▶ [EXERCISE]: Of all the lines in this data, how many include "JSON"? Respond with the number only.

▶ [RECORDS FOR THIS EXERCISE]:
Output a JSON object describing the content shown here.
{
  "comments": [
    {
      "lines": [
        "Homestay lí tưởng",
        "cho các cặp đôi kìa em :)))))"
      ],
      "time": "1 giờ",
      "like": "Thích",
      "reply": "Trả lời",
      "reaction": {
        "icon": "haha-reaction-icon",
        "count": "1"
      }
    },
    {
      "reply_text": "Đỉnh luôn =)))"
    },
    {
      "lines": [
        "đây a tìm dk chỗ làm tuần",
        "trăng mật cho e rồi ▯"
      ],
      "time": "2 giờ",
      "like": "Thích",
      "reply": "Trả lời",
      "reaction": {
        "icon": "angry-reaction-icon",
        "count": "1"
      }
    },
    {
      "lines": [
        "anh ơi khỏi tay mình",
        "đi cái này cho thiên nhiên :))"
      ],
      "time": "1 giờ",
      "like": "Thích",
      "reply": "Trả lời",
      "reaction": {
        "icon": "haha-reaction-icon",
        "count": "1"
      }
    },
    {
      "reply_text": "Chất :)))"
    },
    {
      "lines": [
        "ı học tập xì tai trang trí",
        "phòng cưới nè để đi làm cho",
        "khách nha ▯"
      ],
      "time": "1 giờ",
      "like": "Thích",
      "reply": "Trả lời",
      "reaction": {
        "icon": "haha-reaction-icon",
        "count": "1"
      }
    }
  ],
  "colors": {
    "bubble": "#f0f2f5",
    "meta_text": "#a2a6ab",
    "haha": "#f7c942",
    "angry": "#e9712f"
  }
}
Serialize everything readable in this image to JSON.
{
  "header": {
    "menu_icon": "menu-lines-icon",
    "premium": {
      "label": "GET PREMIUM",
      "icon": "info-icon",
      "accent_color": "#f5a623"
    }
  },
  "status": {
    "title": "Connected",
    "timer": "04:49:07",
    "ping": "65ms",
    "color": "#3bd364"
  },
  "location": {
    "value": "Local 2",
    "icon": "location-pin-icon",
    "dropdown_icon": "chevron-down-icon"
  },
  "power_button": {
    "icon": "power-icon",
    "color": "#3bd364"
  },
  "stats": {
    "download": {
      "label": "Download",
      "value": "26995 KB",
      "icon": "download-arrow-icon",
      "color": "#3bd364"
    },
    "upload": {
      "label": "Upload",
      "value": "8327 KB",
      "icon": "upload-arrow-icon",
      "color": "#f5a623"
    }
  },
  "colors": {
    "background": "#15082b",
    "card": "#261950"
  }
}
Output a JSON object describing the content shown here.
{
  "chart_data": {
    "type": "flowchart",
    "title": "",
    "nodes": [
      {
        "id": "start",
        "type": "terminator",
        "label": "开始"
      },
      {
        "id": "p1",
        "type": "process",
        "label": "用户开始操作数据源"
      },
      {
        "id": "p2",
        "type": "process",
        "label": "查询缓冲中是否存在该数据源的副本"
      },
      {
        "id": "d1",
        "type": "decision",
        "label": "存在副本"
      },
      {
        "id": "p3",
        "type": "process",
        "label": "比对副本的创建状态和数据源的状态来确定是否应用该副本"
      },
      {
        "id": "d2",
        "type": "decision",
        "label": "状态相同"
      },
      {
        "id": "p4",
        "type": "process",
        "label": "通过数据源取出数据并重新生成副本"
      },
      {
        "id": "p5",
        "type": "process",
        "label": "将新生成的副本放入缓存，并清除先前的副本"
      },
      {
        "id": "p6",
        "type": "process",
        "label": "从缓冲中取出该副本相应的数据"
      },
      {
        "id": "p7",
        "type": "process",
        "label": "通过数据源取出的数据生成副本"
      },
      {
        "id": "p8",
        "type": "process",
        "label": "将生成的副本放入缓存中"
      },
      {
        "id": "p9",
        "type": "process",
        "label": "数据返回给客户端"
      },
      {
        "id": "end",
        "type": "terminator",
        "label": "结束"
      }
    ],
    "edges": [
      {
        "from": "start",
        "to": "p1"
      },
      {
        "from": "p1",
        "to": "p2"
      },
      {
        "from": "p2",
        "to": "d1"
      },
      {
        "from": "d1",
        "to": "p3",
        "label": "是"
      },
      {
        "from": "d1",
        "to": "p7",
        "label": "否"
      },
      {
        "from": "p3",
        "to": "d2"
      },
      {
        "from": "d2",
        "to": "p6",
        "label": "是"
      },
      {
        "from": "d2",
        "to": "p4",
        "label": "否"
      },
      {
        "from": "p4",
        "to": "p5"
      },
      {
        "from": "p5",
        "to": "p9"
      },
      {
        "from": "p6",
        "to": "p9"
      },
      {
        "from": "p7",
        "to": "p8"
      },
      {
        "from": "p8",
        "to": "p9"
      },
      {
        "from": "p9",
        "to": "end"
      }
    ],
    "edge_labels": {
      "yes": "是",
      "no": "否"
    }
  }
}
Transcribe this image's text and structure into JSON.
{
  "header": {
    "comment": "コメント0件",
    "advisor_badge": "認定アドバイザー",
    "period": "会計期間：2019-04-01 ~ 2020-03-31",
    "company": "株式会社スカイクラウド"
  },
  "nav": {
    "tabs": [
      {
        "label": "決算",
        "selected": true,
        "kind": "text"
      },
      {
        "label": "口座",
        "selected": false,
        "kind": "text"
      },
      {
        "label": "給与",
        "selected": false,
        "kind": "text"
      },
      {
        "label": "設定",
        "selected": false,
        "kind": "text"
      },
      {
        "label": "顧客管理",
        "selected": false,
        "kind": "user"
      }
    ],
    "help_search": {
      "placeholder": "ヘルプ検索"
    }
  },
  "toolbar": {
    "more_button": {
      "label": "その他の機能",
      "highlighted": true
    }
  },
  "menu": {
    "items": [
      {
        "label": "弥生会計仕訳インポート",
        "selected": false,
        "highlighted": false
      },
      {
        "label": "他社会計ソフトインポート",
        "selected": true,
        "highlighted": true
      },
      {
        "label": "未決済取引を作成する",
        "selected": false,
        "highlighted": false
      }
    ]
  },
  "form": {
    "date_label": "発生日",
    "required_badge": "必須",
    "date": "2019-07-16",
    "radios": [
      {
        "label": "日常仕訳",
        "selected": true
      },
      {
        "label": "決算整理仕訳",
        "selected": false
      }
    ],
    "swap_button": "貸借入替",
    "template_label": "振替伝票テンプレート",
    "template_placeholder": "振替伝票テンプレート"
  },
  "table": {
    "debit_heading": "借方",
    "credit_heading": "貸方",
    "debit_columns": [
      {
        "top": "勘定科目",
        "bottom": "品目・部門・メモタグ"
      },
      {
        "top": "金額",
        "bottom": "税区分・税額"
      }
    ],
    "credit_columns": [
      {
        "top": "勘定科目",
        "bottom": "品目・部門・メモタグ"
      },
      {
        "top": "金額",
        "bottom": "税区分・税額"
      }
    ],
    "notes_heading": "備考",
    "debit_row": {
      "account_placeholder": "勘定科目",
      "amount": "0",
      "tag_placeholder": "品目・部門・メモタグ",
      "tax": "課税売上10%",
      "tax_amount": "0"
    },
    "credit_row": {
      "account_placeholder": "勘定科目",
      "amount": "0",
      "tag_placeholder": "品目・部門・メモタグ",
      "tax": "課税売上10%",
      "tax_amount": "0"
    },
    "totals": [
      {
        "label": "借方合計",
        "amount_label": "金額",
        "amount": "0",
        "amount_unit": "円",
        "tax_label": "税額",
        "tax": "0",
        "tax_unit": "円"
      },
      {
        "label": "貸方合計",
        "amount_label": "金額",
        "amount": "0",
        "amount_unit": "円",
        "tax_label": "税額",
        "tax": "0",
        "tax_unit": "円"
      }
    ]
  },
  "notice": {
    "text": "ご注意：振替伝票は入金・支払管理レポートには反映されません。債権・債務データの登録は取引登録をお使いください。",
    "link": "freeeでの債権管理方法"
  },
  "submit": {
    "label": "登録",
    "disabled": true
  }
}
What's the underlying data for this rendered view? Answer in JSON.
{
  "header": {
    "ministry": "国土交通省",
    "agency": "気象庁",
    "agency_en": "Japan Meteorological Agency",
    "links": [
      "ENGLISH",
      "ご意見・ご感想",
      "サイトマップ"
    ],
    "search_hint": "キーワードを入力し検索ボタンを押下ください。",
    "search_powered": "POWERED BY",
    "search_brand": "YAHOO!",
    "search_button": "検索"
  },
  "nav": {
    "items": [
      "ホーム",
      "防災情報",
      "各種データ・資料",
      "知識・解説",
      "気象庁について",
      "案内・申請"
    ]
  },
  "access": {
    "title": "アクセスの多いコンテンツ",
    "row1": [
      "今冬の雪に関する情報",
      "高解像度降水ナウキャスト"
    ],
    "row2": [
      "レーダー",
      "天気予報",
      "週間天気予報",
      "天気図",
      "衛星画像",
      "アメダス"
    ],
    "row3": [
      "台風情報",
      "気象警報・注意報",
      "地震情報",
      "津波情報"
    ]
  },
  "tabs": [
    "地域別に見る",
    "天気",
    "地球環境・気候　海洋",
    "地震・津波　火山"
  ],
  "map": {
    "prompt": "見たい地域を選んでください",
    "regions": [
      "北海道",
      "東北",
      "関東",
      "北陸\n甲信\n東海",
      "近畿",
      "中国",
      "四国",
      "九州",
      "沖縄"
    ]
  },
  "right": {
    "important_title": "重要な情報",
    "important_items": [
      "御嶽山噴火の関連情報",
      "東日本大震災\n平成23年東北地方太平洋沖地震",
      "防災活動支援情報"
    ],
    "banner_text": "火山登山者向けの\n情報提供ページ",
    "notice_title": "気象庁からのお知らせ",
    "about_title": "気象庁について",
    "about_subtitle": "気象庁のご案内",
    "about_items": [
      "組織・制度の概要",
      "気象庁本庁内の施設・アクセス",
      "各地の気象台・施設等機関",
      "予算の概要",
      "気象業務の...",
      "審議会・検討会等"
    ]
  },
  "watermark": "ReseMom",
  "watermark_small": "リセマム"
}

▶ [ANSWER TO THE EXERCISE]: 5